-- Start of Entries shown --
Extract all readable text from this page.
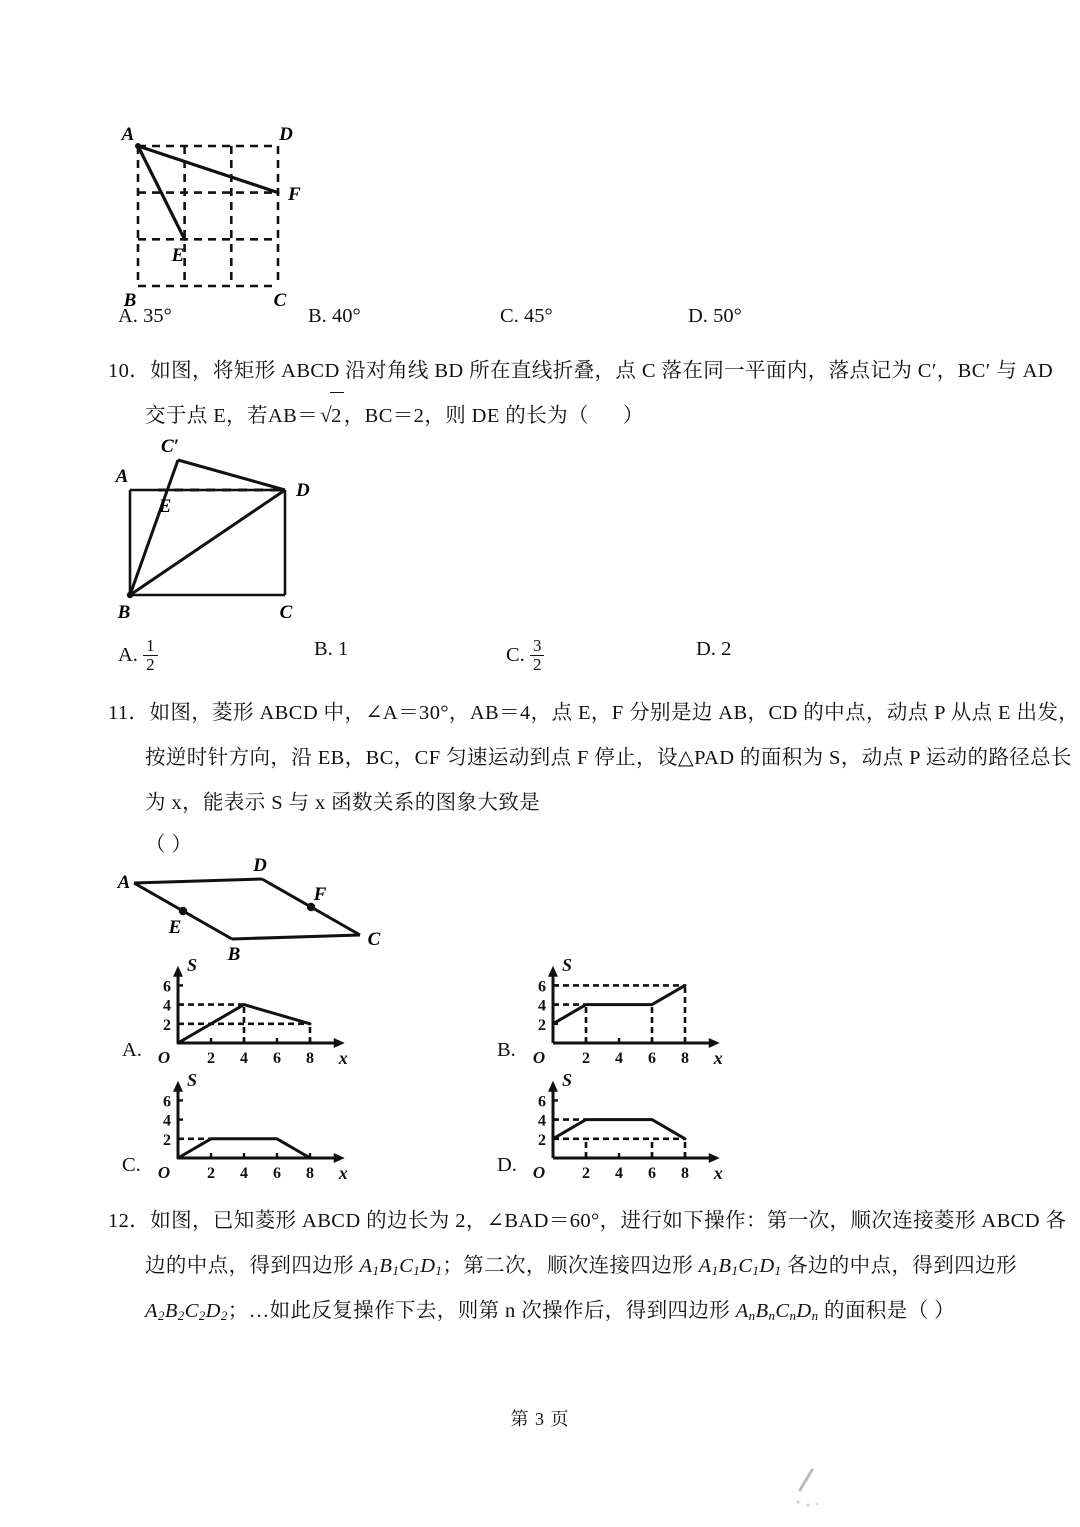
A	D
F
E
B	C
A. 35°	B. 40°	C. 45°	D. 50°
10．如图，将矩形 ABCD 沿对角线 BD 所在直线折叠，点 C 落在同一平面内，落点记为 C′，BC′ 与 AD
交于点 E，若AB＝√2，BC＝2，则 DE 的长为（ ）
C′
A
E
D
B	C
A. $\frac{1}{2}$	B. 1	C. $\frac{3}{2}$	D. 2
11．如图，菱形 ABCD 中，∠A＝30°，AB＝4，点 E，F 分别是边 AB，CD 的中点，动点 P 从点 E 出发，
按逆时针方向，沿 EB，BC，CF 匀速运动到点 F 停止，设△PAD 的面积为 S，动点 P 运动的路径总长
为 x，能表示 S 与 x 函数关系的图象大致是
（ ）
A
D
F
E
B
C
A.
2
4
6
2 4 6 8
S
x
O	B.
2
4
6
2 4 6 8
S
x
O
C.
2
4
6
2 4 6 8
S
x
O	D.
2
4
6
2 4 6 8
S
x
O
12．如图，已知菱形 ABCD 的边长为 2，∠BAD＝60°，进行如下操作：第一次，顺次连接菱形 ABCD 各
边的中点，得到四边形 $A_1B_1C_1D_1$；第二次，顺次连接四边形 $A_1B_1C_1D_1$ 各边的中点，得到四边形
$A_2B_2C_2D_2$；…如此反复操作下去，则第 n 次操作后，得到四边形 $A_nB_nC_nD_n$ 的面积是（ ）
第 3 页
-- End of Entries shown --
-- Start of Entries shown --
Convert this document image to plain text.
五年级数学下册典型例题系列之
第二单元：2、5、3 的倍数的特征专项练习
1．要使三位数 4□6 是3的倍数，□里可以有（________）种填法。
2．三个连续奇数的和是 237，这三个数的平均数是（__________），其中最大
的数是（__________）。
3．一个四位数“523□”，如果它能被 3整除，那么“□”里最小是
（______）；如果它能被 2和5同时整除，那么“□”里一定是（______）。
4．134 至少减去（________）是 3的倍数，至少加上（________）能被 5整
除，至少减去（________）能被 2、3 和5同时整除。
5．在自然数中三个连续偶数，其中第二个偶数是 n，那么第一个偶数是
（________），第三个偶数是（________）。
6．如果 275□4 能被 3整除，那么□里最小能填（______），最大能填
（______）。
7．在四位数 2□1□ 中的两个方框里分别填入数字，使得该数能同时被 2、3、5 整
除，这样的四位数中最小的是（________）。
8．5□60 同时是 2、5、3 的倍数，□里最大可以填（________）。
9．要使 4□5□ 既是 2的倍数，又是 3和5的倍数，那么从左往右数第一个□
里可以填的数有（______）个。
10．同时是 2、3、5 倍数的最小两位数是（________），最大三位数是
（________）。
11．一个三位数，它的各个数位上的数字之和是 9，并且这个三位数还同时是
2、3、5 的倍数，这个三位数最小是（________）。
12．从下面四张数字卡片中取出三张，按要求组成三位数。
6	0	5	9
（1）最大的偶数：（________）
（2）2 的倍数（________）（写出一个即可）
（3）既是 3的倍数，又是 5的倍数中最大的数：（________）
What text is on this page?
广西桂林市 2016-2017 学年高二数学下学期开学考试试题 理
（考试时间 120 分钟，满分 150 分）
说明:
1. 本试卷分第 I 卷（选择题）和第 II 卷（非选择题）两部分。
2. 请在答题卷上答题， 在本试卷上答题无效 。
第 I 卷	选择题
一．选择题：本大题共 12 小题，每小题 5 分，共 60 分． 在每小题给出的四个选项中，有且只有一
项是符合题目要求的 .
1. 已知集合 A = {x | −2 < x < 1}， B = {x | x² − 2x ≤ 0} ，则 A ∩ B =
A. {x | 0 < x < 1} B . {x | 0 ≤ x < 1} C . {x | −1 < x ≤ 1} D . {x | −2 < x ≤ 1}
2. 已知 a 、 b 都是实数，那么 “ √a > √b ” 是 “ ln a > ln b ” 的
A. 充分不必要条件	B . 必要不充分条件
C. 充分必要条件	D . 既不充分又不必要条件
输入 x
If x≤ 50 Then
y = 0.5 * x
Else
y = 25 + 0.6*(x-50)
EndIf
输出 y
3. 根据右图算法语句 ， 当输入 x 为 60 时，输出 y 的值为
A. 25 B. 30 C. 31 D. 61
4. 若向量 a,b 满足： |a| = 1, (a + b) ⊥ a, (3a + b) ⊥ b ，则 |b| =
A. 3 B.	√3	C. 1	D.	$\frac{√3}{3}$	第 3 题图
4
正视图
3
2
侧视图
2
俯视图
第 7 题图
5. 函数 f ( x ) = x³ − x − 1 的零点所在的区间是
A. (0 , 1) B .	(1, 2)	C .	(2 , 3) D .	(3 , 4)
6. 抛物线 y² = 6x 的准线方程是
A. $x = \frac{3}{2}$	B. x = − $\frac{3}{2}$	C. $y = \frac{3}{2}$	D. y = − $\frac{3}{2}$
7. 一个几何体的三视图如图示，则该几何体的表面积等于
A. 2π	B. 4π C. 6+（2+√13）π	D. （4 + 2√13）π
-- End of Entries shown --
◆ Task: Locate all lines in the listing above with the word "如果它能被" and copy them.

◆ Worked solution:
3．一个四位数“523□”，如果它能被 3整除，那么“□”里最小是
（______）；如果它能被 2和5同时整除，那么“□”里一定是（______）。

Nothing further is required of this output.